What is needed => In the listing below, pick out lines with "around".

Recorded information =>
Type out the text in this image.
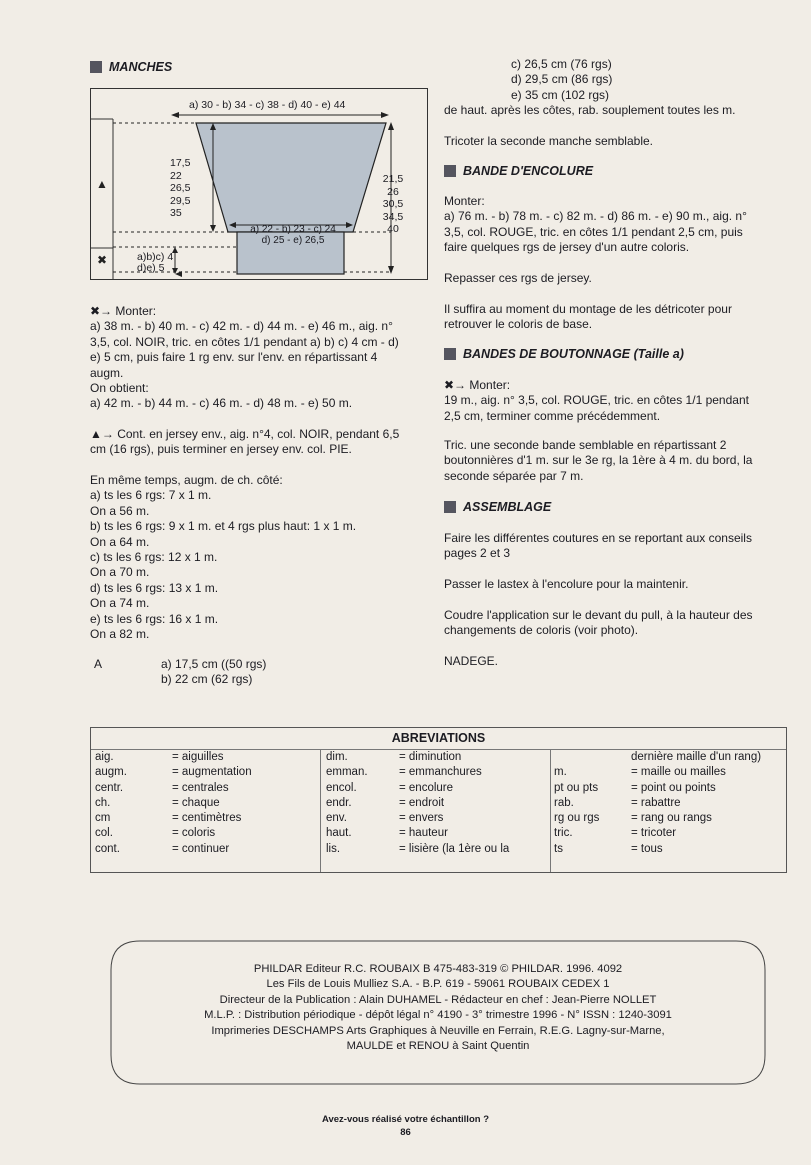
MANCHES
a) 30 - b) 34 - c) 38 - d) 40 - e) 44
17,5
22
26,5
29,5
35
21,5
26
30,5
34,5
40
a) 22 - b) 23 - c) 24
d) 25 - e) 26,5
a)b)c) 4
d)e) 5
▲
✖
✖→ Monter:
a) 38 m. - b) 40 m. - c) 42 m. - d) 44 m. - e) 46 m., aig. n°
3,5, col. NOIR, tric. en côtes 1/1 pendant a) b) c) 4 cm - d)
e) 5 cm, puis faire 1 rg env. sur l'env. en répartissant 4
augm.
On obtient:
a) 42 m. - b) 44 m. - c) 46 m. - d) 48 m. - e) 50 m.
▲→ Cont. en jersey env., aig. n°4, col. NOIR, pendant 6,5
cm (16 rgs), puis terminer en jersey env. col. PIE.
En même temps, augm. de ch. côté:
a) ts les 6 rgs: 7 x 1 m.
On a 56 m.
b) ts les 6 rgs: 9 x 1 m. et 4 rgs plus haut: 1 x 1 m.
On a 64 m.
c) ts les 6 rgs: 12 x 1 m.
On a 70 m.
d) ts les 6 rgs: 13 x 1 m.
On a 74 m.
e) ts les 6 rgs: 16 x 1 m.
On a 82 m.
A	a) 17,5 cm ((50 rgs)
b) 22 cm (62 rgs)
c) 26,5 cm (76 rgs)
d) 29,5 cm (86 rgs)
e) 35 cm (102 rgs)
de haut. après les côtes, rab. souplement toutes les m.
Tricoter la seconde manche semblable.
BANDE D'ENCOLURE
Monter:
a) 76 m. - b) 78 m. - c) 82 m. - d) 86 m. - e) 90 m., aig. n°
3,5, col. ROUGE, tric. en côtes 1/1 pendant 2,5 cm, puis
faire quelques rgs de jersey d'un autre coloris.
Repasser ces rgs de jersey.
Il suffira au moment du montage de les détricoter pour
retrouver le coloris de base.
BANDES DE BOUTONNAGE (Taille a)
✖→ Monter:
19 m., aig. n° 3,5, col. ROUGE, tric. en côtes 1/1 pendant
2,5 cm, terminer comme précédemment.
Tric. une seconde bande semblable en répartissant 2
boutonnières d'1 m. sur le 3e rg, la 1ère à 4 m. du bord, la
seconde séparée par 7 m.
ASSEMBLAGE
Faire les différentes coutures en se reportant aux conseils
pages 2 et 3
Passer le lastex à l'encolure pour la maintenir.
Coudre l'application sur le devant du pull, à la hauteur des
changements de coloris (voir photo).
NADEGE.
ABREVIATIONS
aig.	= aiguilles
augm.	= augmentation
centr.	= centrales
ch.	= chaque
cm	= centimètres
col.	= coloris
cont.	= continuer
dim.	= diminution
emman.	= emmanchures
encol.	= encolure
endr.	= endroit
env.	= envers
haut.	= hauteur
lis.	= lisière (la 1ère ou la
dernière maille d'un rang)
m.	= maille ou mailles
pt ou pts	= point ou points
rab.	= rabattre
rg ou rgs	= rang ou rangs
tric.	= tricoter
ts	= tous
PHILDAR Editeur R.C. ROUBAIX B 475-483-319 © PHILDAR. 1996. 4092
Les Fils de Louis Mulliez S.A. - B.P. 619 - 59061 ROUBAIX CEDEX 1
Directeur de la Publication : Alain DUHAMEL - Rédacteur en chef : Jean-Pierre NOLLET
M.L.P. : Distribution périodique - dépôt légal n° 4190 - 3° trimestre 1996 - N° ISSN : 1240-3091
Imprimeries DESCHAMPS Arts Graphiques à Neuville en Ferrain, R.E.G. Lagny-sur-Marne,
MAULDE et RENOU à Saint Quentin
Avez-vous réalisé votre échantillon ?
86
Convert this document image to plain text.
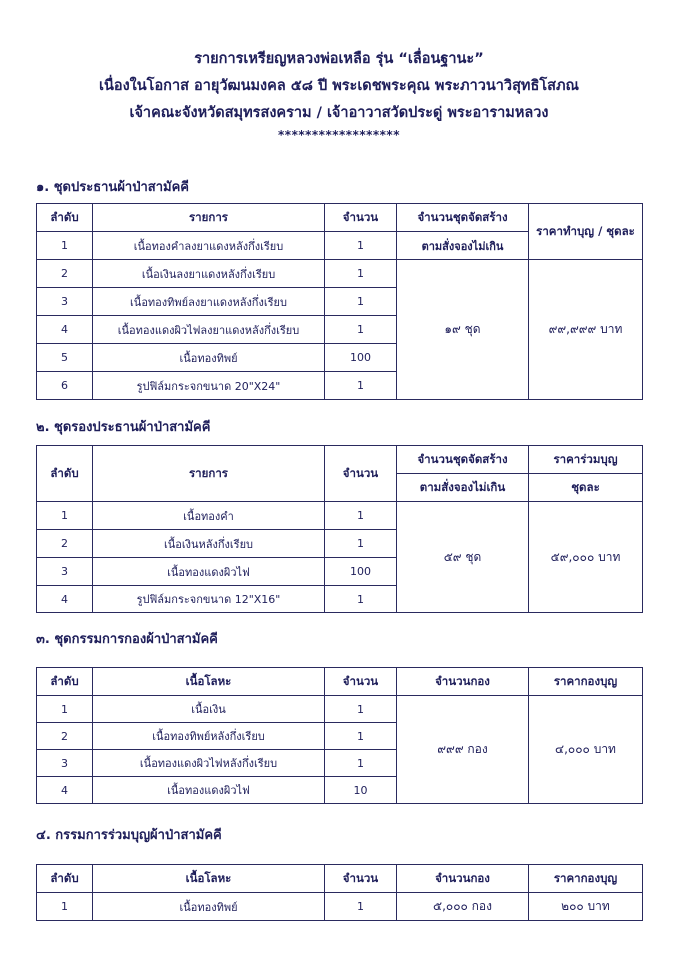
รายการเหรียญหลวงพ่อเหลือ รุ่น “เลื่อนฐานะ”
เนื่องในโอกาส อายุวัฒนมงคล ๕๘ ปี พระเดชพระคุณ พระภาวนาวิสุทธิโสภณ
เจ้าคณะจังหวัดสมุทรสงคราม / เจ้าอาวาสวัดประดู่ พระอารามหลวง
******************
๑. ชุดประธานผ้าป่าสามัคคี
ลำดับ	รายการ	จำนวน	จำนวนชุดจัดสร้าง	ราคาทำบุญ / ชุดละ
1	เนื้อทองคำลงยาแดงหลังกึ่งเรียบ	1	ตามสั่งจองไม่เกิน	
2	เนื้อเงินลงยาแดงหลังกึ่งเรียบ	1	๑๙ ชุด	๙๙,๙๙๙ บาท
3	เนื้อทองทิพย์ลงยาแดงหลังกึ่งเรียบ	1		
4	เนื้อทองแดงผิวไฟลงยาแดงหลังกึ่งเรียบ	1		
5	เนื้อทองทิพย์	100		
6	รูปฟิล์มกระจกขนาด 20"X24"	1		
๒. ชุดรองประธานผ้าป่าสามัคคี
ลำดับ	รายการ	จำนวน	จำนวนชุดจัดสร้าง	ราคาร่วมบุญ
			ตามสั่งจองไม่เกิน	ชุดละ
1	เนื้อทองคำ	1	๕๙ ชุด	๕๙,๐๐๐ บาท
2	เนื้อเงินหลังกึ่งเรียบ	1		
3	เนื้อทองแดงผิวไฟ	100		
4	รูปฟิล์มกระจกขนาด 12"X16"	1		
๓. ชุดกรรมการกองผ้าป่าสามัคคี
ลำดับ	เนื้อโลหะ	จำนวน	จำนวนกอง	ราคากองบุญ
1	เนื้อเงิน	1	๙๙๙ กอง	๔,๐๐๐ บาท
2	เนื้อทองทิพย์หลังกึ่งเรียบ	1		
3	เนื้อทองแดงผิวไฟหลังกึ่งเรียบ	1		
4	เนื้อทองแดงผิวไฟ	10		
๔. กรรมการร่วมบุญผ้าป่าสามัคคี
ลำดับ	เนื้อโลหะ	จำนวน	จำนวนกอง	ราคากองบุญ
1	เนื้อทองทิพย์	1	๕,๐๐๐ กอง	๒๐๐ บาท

* * *

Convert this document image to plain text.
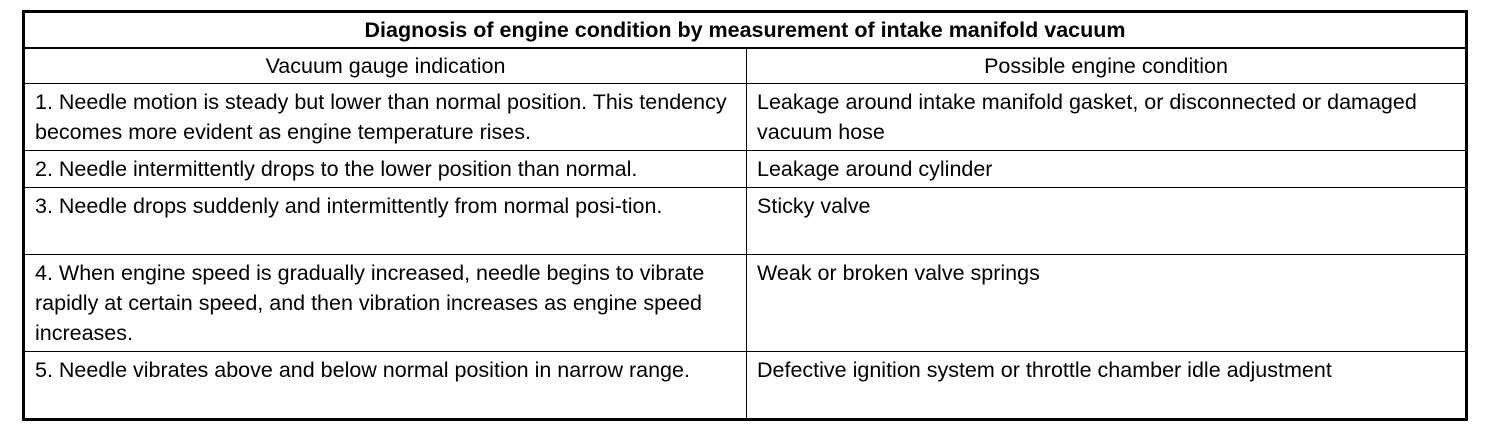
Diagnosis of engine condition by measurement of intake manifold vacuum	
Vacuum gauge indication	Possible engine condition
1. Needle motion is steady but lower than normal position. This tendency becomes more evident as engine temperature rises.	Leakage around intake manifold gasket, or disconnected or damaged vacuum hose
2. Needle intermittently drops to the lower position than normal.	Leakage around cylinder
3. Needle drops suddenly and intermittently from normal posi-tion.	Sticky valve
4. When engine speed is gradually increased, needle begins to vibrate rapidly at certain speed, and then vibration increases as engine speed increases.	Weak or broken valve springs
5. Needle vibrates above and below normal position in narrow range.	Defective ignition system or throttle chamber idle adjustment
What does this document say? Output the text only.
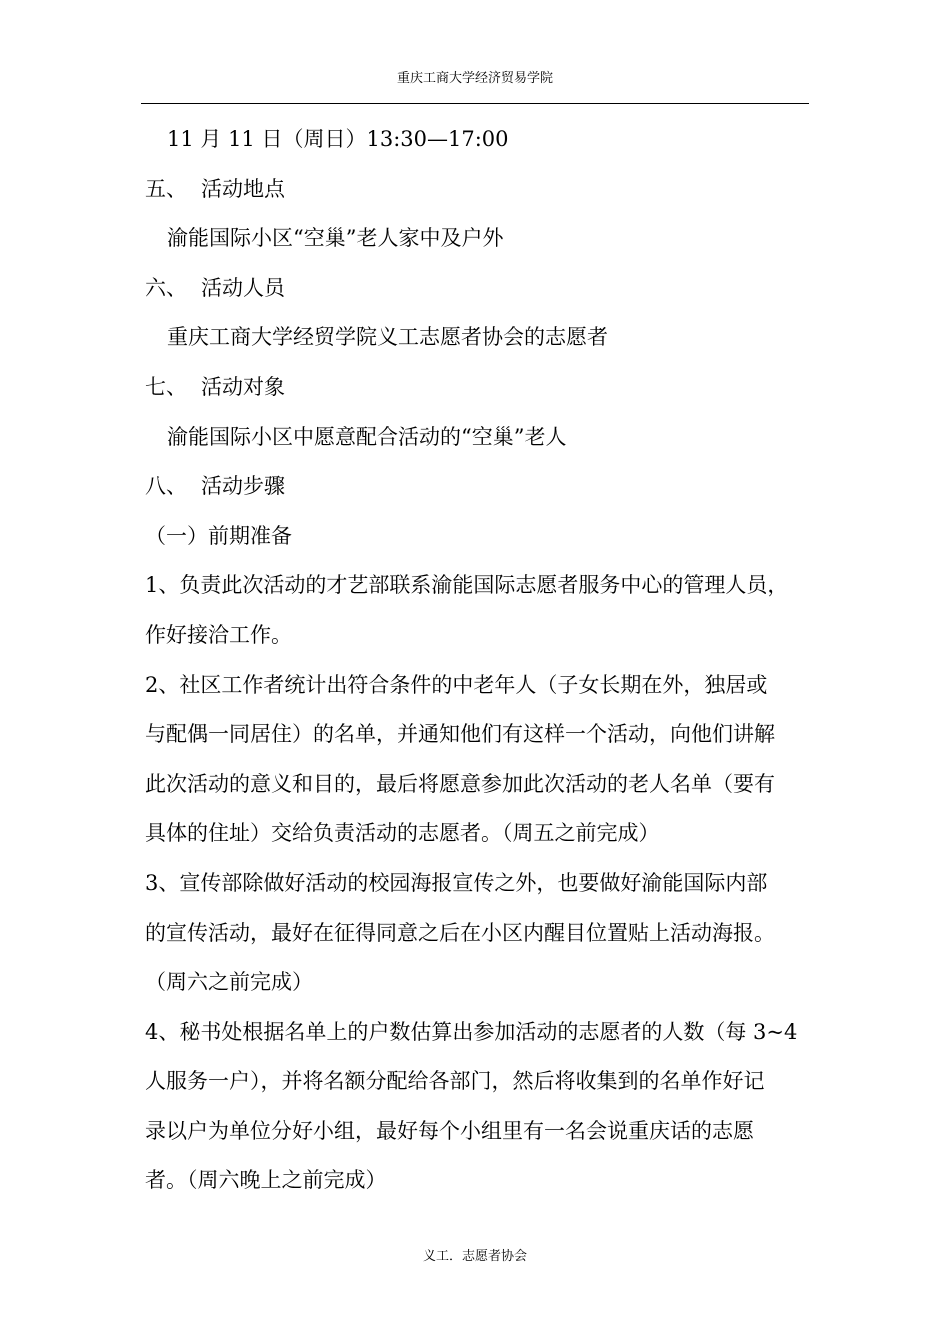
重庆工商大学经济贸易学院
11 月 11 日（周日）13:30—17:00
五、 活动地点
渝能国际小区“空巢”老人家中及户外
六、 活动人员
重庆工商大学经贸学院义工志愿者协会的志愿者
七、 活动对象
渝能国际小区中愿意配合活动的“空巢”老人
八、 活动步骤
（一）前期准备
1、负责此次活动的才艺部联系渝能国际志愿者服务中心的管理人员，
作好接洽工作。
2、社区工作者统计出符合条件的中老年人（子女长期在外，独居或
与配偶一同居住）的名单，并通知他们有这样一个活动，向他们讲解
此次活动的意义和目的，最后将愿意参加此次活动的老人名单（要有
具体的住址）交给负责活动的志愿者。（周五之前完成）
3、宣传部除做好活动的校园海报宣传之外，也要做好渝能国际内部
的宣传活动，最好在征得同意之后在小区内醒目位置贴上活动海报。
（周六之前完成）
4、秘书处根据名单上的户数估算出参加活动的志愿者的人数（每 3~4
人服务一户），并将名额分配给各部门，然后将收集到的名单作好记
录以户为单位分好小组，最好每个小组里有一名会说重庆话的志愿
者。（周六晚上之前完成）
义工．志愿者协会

--

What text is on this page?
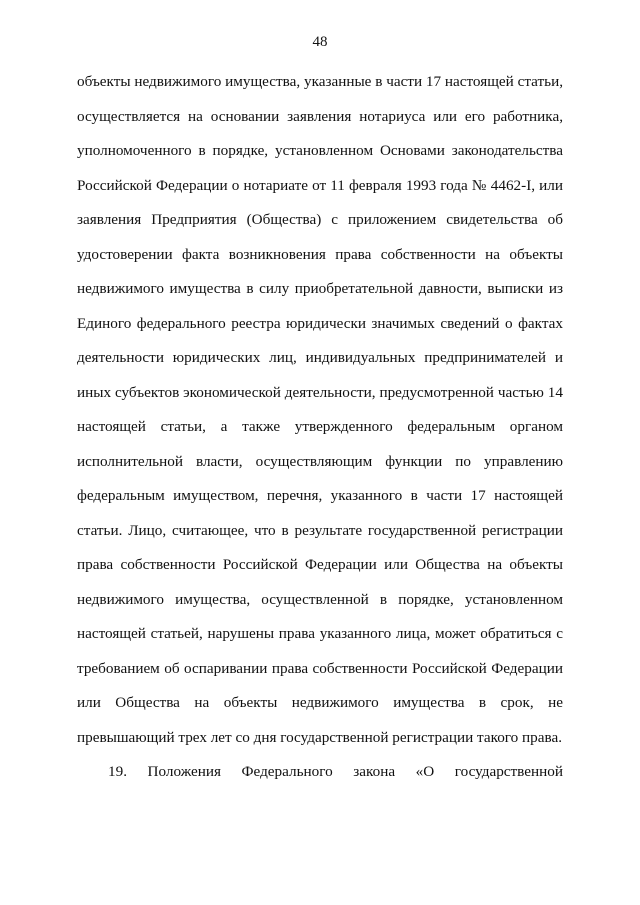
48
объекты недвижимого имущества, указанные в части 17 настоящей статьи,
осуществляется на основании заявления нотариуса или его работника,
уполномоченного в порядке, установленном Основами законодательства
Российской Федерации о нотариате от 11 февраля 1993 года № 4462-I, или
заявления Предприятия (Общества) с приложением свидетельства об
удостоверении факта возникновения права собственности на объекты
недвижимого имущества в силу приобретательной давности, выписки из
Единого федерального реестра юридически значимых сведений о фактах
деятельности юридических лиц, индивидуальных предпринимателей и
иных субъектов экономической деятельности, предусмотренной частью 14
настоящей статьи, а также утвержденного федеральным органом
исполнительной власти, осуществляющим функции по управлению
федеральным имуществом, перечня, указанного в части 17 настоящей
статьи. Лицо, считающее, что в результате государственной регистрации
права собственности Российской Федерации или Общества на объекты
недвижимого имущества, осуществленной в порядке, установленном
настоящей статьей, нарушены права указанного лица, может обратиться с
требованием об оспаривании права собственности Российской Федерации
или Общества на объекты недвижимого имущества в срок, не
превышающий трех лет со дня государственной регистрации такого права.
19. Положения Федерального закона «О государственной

Exercise response =>
1. Needle motion is steady but lower than normal position. This tendency becomes more evident as engine temperature rises.	Leakage around intake manifold gasket, or disconnected or damaged vacuum hose
2. Needle intermittently drops to the lower position than normal.	Leakage around cylinder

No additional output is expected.